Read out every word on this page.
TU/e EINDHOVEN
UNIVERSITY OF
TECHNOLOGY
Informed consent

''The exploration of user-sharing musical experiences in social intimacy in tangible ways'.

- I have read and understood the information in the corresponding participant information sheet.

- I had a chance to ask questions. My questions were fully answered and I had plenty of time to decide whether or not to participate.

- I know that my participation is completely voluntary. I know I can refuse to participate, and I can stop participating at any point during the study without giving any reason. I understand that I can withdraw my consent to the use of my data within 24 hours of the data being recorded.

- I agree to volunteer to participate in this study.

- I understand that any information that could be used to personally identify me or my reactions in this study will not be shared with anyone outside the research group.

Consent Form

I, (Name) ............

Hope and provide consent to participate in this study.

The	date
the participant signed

════════════════════

• _Task statement_
Lines containing the word "study" are to be counted in the listing; state their number alone.

• _Expected answer_
4